----- MATERIAL SUPPLIED
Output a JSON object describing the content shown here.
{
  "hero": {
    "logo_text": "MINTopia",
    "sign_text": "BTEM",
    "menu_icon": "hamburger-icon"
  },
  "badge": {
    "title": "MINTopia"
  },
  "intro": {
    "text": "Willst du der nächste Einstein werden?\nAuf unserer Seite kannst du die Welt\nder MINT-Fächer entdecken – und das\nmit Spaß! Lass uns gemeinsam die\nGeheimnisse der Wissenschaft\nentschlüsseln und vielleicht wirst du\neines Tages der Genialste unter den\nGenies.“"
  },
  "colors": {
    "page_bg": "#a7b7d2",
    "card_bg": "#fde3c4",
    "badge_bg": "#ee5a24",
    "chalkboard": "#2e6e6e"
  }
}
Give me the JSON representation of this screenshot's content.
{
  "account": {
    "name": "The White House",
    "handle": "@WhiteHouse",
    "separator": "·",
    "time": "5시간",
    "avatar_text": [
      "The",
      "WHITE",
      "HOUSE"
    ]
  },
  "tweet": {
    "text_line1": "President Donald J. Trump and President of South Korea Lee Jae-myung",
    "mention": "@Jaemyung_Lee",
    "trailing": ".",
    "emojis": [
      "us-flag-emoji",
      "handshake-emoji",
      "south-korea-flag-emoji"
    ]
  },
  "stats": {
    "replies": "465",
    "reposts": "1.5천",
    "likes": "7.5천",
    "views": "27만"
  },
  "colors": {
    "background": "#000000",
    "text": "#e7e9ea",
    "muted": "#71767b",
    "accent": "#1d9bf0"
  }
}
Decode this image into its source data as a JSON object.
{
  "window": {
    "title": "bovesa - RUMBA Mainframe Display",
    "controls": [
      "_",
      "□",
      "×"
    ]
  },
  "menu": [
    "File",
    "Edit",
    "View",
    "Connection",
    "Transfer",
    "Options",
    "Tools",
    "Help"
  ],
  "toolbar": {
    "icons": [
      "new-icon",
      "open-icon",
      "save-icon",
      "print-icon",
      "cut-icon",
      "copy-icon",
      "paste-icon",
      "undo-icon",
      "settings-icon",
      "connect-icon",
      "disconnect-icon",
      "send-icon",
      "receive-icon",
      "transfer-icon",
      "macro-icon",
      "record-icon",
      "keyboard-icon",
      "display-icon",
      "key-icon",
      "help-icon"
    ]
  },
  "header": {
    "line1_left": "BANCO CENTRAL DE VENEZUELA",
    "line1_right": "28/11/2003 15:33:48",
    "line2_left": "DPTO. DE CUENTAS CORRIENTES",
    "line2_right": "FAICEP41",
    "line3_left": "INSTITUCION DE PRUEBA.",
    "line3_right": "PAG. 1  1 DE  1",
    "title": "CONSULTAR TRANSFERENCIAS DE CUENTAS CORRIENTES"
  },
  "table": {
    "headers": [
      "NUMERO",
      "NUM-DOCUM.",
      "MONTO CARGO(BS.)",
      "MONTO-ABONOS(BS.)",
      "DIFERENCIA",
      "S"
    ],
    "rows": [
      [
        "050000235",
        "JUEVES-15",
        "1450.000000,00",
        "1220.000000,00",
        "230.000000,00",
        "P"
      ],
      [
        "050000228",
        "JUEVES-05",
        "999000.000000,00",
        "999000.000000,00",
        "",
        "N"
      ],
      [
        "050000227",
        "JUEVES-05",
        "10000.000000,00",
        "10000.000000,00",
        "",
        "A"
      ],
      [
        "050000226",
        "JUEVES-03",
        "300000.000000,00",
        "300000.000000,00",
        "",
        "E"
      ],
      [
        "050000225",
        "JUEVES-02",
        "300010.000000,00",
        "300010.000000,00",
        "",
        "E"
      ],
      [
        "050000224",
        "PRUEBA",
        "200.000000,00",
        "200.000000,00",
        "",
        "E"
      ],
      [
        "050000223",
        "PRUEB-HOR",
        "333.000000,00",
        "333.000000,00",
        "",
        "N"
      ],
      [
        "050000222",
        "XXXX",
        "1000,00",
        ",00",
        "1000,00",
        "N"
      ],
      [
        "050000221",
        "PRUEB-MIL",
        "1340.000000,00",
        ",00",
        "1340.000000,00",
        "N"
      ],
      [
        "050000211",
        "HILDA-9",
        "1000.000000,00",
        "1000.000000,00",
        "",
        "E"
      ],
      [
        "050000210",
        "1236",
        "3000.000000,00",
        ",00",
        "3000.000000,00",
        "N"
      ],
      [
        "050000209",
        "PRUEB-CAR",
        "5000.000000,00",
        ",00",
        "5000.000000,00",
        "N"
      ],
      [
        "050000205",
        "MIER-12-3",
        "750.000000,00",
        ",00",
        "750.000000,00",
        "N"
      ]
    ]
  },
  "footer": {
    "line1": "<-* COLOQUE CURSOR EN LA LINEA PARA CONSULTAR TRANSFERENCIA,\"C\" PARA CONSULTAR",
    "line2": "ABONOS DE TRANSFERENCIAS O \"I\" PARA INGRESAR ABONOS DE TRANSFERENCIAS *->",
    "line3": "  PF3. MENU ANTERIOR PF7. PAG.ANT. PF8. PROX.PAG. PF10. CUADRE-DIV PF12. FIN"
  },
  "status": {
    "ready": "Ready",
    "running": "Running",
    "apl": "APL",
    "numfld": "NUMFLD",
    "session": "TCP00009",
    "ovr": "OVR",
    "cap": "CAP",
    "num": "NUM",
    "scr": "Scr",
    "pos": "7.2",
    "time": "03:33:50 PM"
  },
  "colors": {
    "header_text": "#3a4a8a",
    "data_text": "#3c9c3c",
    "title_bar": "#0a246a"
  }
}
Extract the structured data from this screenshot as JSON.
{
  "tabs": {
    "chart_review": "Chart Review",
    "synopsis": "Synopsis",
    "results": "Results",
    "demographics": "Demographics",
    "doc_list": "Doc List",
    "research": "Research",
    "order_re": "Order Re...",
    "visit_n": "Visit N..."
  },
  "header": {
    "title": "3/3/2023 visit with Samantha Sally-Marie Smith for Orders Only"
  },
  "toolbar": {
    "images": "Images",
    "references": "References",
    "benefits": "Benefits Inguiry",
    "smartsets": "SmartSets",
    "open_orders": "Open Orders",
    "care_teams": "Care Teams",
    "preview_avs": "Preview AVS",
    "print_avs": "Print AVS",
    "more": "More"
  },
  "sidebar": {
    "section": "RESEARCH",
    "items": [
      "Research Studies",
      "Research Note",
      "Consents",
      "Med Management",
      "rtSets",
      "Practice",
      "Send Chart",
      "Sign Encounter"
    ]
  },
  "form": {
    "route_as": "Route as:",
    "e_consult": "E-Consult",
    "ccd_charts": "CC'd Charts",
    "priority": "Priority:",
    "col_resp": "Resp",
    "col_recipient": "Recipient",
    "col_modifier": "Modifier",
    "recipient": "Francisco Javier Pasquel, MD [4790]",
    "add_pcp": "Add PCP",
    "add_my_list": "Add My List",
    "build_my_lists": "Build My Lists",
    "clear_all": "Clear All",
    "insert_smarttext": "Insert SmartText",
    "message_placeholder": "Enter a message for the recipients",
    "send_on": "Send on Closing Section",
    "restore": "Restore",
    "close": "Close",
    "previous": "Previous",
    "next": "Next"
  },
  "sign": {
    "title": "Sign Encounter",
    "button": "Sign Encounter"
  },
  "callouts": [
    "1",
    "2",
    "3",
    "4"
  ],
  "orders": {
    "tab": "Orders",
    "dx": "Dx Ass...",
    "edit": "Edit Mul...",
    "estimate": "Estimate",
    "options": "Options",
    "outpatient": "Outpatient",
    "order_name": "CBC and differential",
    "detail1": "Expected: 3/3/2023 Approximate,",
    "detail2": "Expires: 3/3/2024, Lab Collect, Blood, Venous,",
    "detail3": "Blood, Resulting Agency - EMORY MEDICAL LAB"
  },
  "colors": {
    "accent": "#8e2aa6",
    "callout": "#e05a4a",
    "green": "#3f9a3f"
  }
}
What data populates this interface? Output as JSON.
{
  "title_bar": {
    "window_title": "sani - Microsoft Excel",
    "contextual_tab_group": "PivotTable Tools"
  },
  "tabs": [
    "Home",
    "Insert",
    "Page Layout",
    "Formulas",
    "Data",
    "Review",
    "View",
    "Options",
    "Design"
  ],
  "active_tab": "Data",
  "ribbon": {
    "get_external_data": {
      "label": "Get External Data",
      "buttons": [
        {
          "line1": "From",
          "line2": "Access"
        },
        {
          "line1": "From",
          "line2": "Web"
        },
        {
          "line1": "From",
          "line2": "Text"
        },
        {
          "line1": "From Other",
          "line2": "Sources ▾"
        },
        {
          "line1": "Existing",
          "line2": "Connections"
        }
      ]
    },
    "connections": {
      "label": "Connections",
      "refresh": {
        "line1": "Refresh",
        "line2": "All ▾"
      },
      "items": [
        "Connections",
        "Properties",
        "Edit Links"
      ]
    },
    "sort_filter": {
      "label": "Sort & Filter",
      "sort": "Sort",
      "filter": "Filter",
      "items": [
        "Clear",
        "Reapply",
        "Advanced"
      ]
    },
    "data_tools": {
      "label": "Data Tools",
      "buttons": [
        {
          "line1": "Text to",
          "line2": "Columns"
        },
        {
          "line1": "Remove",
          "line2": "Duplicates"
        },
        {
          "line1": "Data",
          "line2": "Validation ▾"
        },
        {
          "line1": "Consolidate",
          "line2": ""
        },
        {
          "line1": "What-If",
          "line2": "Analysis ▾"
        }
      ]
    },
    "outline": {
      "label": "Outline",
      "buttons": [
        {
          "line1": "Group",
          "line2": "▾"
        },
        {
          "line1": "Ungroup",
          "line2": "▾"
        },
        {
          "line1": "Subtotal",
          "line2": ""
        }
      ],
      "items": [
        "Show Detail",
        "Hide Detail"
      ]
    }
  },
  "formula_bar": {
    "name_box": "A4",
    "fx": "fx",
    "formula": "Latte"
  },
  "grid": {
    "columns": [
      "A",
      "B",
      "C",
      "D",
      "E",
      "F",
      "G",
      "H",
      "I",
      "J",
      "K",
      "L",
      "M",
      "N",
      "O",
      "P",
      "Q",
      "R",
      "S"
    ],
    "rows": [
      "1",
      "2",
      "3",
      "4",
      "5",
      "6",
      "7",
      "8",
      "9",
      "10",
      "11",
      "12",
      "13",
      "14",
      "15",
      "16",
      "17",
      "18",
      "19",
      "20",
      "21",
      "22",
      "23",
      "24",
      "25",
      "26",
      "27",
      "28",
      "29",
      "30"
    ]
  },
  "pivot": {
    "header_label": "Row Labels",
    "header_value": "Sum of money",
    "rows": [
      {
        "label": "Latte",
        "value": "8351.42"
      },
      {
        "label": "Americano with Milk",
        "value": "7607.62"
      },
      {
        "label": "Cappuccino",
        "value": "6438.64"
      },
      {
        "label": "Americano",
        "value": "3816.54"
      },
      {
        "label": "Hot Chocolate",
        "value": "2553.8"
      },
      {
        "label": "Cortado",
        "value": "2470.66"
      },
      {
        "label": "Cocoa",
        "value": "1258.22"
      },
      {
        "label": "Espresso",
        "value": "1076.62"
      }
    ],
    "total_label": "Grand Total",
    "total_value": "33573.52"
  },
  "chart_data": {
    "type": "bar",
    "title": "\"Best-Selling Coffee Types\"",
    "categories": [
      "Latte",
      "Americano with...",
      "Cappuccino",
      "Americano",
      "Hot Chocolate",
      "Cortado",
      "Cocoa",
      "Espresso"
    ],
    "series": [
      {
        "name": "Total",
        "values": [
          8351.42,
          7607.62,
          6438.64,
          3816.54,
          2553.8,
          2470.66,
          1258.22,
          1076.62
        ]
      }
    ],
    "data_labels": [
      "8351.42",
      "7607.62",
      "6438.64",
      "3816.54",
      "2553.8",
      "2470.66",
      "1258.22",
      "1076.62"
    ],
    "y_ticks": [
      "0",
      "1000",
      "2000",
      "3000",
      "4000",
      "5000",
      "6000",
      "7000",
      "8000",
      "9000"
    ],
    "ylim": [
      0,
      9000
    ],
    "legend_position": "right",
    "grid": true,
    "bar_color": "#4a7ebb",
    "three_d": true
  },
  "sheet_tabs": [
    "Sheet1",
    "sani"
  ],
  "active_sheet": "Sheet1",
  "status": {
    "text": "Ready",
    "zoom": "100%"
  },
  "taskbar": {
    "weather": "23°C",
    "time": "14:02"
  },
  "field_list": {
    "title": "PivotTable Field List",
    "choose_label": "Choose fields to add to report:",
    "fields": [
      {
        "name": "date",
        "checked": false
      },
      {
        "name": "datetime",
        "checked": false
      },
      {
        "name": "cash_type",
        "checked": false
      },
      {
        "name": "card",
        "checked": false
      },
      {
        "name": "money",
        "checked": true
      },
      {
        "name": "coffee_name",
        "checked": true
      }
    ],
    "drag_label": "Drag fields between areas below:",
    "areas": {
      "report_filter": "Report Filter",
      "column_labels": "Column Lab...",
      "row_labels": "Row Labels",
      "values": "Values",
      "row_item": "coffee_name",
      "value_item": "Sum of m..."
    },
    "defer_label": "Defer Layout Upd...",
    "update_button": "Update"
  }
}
----------
# [WHAT THE TASK REQUIRES]
Find and count the lines of the data that include the string "PivotTable", and report that figure by itself.

# [TASK RESULT]
2